Given request =
Extract all records. Keep each one exact.

[Records]
START

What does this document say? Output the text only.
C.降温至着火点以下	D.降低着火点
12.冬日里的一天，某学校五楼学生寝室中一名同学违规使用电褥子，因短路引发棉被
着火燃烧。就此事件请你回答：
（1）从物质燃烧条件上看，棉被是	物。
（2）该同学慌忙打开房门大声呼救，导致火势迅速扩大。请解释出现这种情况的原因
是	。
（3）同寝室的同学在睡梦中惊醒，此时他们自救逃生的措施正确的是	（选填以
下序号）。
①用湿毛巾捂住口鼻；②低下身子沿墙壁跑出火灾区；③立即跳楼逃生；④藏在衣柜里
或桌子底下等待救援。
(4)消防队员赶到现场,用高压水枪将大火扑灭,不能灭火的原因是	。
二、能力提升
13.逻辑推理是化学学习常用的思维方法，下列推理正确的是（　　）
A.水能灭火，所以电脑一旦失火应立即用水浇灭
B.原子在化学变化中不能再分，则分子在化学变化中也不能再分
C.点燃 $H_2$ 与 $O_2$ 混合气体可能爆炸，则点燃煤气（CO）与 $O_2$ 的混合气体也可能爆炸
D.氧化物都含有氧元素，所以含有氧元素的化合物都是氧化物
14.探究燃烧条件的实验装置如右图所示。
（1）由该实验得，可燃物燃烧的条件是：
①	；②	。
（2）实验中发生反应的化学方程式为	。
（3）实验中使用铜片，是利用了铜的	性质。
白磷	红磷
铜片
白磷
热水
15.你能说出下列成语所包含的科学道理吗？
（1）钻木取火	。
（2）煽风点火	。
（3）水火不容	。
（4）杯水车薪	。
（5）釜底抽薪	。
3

END

Written solution =
What does this document say? Output the text only.
C.降温至着火点以下	D.降低着火点
12.冬日里的一天，某学校五楼学生寝室中一名同学违规使用电褥子，因短路引发棉被
着火燃烧。就此事件请你回答：
（1）从物质燃烧条件上看，棉被是	物。
（2）该同学慌忙打开房门大声呼救，导致火势迅速扩大。请解释出现这种情况的原因
是	。
（3）同寝室的同学在睡梦中惊醒，此时他们自救逃生的措施正确的是	（选填以
下序号）。
①用湿毛巾捂住口鼻；②低下身子沿墙壁跑出火灾区；③立即跳楼逃生；④藏在衣柜里
或桌子底下等待救援。
(4)消防队员赶到现场,用高压水枪将大火扑灭,不能灭火的原因是	。
二、能力提升
13.逻辑推理是化学学习常用的思维方法，下列推理正确的是（　　）
A.水能灭火，所以电脑一旦失火应立即用水浇灭
B.原子在化学变化中不能再分，则分子在化学变化中也不能再分
C.点燃 $H_2$ 与 $O_2$ 混合气体可能爆炸，则点燃煤气（CO）与 $O_2$ 的混合气体也可能爆炸
D.氧化物都含有氧元素，所以含有氧元素的化合物都是氧化物
14.探究燃烧条件的实验装置如右图所示。
（1）由该实验得，可燃物燃烧的条件是：
①	；②	。
（2）实验中发生反应的化学方程式为	。
（3）实验中使用铜片，是利用了铜的	性质。
白磷	红磷
铜片
白磷
热水
15.你能说出下列成语所包含的科学道理吗？
（1）钻木取火	。
（2）煽风点火	。
（3）水火不容	。
（4）杯水车薪	。
（5）釜底抽薪	。
3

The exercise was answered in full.